Records from a collection
=======
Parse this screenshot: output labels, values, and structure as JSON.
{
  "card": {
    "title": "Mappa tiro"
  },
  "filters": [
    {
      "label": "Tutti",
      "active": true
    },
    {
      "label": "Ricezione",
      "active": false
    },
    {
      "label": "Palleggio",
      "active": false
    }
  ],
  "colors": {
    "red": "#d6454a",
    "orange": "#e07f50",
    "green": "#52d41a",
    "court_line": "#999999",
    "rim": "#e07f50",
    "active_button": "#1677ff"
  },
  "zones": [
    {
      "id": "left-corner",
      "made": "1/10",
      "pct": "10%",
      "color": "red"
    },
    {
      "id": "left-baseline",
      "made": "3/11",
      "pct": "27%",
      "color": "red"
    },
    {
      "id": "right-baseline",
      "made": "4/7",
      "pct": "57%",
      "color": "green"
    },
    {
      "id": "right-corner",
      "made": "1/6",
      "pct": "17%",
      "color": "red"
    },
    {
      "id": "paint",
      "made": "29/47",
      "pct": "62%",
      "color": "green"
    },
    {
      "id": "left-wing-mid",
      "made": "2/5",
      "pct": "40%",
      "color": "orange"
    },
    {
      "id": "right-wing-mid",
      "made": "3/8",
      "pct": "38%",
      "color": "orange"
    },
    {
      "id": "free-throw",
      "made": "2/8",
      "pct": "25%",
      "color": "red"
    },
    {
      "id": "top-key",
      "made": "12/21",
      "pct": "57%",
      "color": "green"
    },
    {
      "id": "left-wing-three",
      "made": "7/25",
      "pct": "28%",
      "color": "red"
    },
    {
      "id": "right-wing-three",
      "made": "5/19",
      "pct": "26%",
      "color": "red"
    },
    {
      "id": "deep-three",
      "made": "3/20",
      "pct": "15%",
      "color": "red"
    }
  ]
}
=======
■ TO DO ■
From the data above, count the lines where "three" occurs and give that figure and nothing else.

■ SOLUTION FOR THIS TASK ■
3